__Given problem__: Copy the records below line for line, keeping every character and number unchanged.
------------------------------------------------------------------------
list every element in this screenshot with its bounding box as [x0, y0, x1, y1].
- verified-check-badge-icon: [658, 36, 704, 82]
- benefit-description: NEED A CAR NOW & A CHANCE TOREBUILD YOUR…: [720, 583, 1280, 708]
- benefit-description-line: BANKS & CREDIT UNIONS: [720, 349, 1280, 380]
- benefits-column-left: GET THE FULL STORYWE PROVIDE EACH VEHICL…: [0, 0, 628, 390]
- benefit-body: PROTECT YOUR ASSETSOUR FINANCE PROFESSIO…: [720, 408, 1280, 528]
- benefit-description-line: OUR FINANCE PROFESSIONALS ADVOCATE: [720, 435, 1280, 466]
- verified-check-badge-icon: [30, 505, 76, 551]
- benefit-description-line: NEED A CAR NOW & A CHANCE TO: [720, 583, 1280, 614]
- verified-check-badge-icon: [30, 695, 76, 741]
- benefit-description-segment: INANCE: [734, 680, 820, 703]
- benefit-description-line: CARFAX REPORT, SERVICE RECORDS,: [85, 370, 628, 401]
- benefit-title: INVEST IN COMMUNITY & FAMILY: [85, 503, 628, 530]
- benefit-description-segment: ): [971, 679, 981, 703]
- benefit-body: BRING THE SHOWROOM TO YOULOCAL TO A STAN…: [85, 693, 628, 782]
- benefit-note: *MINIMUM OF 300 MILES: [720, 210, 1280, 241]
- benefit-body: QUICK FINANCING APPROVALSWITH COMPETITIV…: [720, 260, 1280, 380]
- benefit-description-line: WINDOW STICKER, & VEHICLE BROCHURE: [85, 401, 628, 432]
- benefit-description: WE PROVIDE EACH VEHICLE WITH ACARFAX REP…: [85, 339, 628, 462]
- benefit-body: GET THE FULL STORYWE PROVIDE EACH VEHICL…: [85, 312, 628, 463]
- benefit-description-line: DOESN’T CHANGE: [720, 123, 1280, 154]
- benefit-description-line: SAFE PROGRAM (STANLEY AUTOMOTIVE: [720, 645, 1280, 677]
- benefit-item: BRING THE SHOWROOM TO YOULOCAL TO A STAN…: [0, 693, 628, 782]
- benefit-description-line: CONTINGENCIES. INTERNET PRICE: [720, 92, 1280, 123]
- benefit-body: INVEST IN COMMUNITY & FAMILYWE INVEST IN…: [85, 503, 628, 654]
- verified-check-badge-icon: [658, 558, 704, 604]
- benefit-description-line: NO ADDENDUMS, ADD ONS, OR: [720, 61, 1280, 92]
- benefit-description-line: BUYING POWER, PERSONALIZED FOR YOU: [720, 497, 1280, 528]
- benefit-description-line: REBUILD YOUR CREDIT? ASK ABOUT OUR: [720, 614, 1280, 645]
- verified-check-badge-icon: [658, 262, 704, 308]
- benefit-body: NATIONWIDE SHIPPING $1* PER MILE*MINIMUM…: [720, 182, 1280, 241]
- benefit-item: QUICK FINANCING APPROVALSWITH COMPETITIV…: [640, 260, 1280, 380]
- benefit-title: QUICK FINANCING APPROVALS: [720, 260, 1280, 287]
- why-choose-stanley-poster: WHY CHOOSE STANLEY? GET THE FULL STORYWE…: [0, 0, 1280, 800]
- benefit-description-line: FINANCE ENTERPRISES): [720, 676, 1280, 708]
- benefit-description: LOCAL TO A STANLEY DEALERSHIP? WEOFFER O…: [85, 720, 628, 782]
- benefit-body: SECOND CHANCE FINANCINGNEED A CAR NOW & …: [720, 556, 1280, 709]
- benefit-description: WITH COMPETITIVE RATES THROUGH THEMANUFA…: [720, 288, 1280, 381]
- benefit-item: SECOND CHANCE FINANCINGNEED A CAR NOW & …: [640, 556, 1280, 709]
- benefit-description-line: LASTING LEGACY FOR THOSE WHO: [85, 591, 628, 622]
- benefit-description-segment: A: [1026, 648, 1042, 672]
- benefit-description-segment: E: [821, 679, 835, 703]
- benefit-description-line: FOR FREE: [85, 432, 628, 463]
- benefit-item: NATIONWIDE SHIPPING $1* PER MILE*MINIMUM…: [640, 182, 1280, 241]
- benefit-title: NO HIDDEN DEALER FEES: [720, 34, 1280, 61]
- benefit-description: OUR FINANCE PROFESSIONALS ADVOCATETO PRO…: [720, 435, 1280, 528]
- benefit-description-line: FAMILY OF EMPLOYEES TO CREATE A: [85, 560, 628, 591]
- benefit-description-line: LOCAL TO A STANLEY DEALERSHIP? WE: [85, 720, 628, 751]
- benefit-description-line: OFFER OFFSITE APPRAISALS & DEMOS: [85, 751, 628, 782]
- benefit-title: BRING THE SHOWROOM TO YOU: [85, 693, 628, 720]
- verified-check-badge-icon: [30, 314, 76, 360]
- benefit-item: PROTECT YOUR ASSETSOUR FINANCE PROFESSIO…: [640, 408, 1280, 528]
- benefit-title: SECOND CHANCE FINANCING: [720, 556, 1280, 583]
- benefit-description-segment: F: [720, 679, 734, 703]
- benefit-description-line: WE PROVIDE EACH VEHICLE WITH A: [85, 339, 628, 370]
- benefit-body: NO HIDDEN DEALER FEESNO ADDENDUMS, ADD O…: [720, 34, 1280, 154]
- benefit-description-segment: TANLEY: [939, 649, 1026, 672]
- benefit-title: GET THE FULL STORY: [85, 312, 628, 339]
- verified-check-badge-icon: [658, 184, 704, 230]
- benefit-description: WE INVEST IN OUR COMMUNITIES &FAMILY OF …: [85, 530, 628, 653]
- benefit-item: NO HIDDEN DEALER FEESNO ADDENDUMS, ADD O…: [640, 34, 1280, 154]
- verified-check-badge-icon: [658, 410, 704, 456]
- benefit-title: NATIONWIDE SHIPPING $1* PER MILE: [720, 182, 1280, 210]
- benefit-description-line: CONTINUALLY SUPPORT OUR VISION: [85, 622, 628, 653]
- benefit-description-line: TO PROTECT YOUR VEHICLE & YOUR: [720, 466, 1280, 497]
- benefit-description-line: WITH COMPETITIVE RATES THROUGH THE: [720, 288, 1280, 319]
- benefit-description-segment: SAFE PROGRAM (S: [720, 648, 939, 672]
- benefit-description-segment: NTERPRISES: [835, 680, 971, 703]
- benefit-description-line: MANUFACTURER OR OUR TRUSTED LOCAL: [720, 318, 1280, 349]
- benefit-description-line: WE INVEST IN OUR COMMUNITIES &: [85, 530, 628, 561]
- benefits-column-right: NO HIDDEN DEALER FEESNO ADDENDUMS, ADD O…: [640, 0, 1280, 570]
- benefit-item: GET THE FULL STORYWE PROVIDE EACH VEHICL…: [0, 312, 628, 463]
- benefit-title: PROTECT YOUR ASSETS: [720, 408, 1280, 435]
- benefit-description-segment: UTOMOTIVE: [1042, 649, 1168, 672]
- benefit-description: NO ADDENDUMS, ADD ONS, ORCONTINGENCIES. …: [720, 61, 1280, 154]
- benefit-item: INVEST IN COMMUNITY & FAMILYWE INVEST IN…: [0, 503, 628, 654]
------------------------------------------------------------------------
__Solution to the exercise__:
list every element in this screenshot with its bounding box as [x0, y0, x1, y1].
- verified-check-badge-icon: [658, 36, 704, 82]
- benefit-description: NEED A CAR NOW & A CHANCE TOREBUILD YOUR…: [720, 583, 1280, 708]
- benefit-description-line: BANKS & CREDIT UNIONS: [720, 349, 1280, 380]
- benefits-column-left: GET THE FULL STORYWE PROVIDE EACH VEHICL…: [0, 0, 628, 390]
- benefit-body: PROTECT YOUR ASSETSOUR FINANCE PROFESSIO…: [720, 408, 1280, 528]
- benefit-description-line: OUR FINANCE PROFESSIONALS ADVOCATE: [720, 435, 1280, 466]
- verified-check-badge-icon: [30, 505, 76, 551]
- benefit-description-line: NEED A CAR NOW & A CHANCE TO: [720, 583, 1280, 614]
- verified-check-badge-icon: [30, 695, 76, 741]
- benefit-description-segment: INANCE: [734, 680, 820, 703]
- benefit-description-line: CARFAX REPORT, SERVICE RECORDS,: [85, 370, 628, 401]
- benefit-title: INVEST IN COMMUNITY & FAMILY: [85, 503, 628, 530]
- benefit-description-segment: ): [971, 679, 981, 703]
- benefit-body: BRING THE SHOWROOM TO YOULOCAL TO A STAN…: [85, 693, 628, 782]
- benefit-note: *MINIMUM OF 300 MILES: [720, 210, 1280, 241]
- benefit-body: QUICK FINANCING APPROVALSWITH COMPETITIV…: [720, 260, 1280, 380]
- benefit-description-line: WINDOW STICKER, & VEHICLE BROCHURE: [85, 401, 628, 432]
- benefit-description: WE PROVIDE EACH VEHICLE WITH ACARFAX REP…: [85, 339, 628, 462]
- benefit-body: GET THE FULL STORYWE PROVIDE EACH VEHICL…: [85, 312, 628, 463]
- benefit-description-line: DOESN’T CHANGE: [720, 123, 1280, 154]
- benefit-description-line: SAFE PROGRAM (STANLEY AUTOMOTIVE: [720, 645, 1280, 677]
- benefit-item: BRING THE SHOWROOM TO YOULOCAL TO A STAN…: [0, 693, 628, 782]
- benefit-description-line: CONTINGENCIES. INTERNET PRICE: [720, 92, 1280, 123]
- benefit-body: INVEST IN COMMUNITY & FAMILYWE INVEST IN…: [85, 503, 628, 654]
- verified-check-badge-icon: [658, 558, 704, 604]
- benefit-description-line: NO ADDENDUMS, ADD ONS, OR: [720, 61, 1280, 92]
- benefit-description-line: BUYING POWER, PERSONALIZED FOR YOU: [720, 497, 1280, 528]
- benefit-description-line: REBUILD YOUR CREDIT? ASK ABOUT OUR: [720, 614, 1280, 645]
- verified-check-badge-icon: [658, 262, 704, 308]
- benefit-body: NATIONWIDE SHIPPING $1* PER MILE*MINIMUM…: [720, 182, 1280, 241]
- benefit-item: QUICK FINANCING APPROVALSWITH COMPETITIV…: [640, 260, 1280, 380]
- benefit-title: QUICK FINANCING APPROVALS: [720, 260, 1280, 287]
- why-choose-stanley-poster: WHY CHOOSE STANLEY? GET THE FULL STORYWE…: [0, 0, 1280, 800]
- benefit-description-line: FINANCE ENTERPRISES): [720, 676, 1280, 708]
- benefit-description: LOCAL TO A STANLEY DEALERSHIP? WEOFFER O…: [85, 720, 628, 782]
- benefit-body: SECOND CHANCE FINANCINGNEED A CAR NOW & …: [720, 556, 1280, 709]
- benefit-description: WITH COMPETITIVE RATES THROUGH THEMANUFA…: [720, 288, 1280, 381]
- benefit-item: SECOND CHANCE FINANCINGNEED A CAR NOW & …: [640, 556, 1280, 709]
- benefit-description-line: LASTING LEGACY FOR THOSE WHO: [85, 591, 628, 622]
- benefit-description-segment: A: [1026, 648, 1042, 672]
- benefit-description-segment: E: [821, 679, 835, 703]
- benefit-description-line: FOR FREE: [85, 432, 628, 463]
- benefit-item: NATIONWIDE SHIPPING $1* PER MILE*MINIMUM…: [640, 182, 1280, 241]
- benefit-title: NO HIDDEN DEALER FEES: [720, 34, 1280, 61]
- benefit-description: OUR FINANCE PROFESSIONALS ADVOCATETO PRO…: [720, 435, 1280, 528]
- benefit-description-line: FAMILY OF EMPLOYEES TO CREATE A: [85, 560, 628, 591]
- benefit-description-line: LOCAL TO A STANLEY DEALERSHIP? WE: [85, 720, 628, 751]
- benefit-description-line: OFFER OFFSITE APPRAISALS & DEMOS: [85, 751, 628, 782]
- benefit-title: BRING THE SHOWROOM TO YOU: [85, 693, 628, 720]
- verified-check-badge-icon: [30, 314, 76, 360]
- benefit-item: PROTECT YOUR ASSETSOUR FINANCE PROFESSIO…: [640, 408, 1280, 528]
- benefit-title: SECOND CHANCE FINANCING: [720, 556, 1280, 583]
- benefit-description-segment: F: [720, 679, 734, 703]
- benefit-description-line: WE PROVIDE EACH VEHICLE WITH A: [85, 339, 628, 370]
- benefit-body: NO HIDDEN DEALER FEESNO ADDENDUMS, ADD O…: [720, 34, 1280, 154]
- benefit-description-segment: TANLEY: [939, 649, 1026, 672]
- benefit-title: GET THE FULL STORY: [85, 312, 628, 339]
- verified-check-badge-icon: [658, 184, 704, 230]
- benefit-description: WE INVEST IN OUR COMMUNITIES &FAMILY OF …: [85, 530, 628, 653]
- benefit-item: NO HIDDEN DEALER FEESNO ADDENDUMS, ADD O…: [640, 34, 1280, 154]
- verified-check-badge-icon: [658, 410, 704, 456]
- benefit-title: NATIONWIDE SHIPPING $1* PER MILE: [720, 182, 1280, 210]
- benefit-description-line: CONTINUALLY SUPPORT OUR VISION: [85, 622, 628, 653]
- benefit-description-line: TO PROTECT YOUR VEHICLE & YOUR: [720, 466, 1280, 497]
- benefit-description-line: WITH COMPETITIVE RATES THROUGH THE: [720, 288, 1280, 319]
- benefit-description-segment: SAFE PROGRAM (S: [720, 648, 939, 672]
- benefit-description-segment: NTERPRISES: [835, 680, 971, 703]
- benefit-description-line: MANUFACTURER OR OUR TRUSTED LOCAL: [720, 318, 1280, 349]
- benefit-description-line: WE INVEST IN OUR COMMUNITIES &: [85, 530, 628, 561]
- benefits-column-right: NO HIDDEN DEALER FEESNO ADDENDUMS, ADD O…: [640, 0, 1280, 570]
- benefit-item: GET THE FULL STORYWE PROVIDE EACH VEHICL…: [0, 312, 628, 463]
- benefit-title: PROTECT YOUR ASSETS: [720, 408, 1280, 435]
- benefit-description-segment: UTOMOTIVE: [1042, 649, 1168, 672]
- benefit-description: NO ADDENDUMS, ADD ONS, ORCONTINGENCIES. …: [720, 61, 1280, 154]
- benefit-item: INVEST IN COMMUNITY & FAMILYWE INVEST IN…: [0, 503, 628, 654]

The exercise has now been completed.